- [Task prompt] Find every line in the records below that contains the word "durable", and copy each such line.

- [Records supplied]
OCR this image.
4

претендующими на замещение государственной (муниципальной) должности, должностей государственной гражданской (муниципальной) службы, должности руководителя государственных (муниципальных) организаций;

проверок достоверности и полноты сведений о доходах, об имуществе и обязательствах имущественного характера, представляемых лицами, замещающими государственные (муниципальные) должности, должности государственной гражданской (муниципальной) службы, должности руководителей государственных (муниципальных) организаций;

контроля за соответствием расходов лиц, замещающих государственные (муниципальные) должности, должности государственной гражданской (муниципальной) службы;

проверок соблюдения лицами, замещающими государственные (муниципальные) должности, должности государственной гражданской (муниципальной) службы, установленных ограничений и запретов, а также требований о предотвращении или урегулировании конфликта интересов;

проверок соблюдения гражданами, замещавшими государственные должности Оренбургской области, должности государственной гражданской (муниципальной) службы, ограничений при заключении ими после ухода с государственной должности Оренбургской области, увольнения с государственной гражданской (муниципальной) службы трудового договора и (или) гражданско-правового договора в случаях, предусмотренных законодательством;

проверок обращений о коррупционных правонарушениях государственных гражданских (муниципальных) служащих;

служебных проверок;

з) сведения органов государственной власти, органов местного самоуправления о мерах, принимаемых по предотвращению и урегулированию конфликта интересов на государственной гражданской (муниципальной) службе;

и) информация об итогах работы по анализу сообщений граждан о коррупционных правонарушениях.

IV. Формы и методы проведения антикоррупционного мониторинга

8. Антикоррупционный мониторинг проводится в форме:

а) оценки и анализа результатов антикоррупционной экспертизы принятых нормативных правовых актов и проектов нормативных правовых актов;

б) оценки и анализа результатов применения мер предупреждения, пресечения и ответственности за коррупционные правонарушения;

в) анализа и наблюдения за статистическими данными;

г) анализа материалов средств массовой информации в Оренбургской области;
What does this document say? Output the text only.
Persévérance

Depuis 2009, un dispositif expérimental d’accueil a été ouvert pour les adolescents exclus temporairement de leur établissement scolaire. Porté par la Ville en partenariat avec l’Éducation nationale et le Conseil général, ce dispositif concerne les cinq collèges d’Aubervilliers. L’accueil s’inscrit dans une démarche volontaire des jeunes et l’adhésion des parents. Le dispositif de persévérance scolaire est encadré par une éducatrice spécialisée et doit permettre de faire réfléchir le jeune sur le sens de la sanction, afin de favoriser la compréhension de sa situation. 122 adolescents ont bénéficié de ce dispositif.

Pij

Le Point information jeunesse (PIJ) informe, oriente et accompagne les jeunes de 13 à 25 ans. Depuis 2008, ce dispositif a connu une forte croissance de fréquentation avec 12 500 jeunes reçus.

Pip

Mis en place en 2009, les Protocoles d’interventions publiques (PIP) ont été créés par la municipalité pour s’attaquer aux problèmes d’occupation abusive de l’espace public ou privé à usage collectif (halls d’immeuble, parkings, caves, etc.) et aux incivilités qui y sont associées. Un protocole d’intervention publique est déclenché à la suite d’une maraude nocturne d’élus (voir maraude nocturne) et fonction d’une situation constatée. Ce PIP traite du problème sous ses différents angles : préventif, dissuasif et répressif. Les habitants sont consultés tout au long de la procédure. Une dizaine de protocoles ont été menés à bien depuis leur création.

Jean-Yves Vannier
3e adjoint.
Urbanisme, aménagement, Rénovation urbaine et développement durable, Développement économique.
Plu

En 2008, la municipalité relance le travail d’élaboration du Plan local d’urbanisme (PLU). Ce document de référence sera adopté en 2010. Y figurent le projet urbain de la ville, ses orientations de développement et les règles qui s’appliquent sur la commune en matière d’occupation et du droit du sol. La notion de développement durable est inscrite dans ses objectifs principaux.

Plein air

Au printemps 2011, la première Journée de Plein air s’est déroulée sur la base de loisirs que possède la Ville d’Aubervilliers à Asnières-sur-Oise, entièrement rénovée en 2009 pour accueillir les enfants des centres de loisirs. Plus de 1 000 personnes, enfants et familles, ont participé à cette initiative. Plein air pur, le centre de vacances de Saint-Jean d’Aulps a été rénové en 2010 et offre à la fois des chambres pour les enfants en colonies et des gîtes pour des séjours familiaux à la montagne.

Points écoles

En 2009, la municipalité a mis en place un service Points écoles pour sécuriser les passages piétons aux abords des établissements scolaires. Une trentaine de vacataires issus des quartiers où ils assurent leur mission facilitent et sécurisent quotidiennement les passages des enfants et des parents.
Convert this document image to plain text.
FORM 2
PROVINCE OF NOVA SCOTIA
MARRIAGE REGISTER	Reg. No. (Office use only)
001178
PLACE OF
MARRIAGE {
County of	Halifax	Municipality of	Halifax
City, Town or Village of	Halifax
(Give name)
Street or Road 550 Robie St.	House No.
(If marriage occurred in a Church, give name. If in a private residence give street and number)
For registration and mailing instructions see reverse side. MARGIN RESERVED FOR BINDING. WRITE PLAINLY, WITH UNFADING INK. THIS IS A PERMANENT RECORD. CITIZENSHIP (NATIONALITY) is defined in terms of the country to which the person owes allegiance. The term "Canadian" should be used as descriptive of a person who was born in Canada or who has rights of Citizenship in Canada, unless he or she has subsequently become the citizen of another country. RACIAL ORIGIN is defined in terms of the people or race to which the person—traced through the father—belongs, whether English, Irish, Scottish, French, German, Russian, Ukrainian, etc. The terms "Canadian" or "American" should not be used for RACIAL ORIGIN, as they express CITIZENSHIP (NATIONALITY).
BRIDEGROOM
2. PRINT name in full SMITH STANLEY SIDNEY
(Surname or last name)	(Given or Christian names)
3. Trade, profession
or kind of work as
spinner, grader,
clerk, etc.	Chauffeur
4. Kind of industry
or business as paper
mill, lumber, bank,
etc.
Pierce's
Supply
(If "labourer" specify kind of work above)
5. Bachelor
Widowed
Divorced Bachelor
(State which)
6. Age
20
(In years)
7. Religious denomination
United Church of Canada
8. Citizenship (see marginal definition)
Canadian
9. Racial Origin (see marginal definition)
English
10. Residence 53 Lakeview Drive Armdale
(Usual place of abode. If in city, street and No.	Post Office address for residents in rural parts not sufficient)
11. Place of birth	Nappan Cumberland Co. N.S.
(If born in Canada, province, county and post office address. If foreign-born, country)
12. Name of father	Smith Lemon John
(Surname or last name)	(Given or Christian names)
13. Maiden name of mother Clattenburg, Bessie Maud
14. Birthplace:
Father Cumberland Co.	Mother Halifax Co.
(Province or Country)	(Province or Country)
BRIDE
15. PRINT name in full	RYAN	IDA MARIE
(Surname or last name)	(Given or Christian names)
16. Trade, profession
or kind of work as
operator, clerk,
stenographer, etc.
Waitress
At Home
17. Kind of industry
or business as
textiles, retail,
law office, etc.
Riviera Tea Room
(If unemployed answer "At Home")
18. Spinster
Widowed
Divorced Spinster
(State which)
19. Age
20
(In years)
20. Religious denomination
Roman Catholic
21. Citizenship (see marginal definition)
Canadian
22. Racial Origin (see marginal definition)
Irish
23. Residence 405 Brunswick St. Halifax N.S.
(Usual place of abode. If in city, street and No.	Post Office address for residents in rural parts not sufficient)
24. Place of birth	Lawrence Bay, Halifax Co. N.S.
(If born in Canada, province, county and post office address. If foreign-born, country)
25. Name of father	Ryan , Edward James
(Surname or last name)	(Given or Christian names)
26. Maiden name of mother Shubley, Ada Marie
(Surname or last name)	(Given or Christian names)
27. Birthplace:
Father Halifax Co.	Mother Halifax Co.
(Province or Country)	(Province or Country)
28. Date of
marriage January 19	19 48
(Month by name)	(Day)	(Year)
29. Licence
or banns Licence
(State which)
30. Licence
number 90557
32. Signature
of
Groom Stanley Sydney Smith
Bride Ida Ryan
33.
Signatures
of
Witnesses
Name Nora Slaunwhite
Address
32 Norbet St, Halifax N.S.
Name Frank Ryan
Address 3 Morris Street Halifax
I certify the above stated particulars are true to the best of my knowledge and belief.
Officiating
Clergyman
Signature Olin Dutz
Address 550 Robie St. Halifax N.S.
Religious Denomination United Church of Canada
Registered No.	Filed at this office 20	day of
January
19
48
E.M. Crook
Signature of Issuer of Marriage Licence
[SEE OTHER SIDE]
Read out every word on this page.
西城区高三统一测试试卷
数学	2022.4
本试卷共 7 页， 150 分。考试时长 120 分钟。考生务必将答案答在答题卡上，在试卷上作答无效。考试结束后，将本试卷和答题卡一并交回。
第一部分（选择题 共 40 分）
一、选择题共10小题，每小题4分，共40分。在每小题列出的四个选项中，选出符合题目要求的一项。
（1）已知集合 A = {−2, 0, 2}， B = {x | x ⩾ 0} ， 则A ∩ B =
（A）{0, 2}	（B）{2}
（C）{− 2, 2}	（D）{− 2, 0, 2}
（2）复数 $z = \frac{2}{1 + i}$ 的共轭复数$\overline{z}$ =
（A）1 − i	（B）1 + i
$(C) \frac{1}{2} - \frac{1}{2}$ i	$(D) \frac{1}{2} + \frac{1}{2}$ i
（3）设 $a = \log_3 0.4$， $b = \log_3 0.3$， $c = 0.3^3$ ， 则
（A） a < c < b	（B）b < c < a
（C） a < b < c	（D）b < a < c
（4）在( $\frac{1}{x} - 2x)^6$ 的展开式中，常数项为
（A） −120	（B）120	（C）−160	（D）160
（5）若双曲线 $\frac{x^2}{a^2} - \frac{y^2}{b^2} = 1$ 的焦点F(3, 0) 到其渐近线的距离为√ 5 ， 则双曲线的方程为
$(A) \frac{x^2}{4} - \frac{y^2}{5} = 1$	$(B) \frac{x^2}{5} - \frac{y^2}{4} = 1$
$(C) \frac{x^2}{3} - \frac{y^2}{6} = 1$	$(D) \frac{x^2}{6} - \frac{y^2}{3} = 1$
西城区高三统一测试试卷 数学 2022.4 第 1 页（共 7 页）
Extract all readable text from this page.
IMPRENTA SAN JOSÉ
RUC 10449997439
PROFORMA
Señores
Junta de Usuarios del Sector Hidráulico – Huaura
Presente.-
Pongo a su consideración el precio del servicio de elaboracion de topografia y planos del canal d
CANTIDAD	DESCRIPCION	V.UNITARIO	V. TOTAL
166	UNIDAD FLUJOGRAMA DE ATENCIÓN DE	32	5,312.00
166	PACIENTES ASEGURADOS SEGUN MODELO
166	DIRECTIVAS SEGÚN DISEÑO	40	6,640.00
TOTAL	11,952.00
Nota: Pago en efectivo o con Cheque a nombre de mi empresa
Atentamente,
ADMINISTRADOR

- [Answer to this task]
Urbanisme, aménagement, Rénovation urbaine et développement durable, Développement économique.
En 2008, la municipalité relance le travail d’élaboration du Plan local d’urbanisme (PLU). Ce document de référence sera adopté en 2010. Y figurent le projet urbain de la ville, ses orientations de développement et les règles qui s’appliquent sur la commune en matière d’occupation et du droit du sol. La notion de développement durable est inscrite dans ses objectifs principaux.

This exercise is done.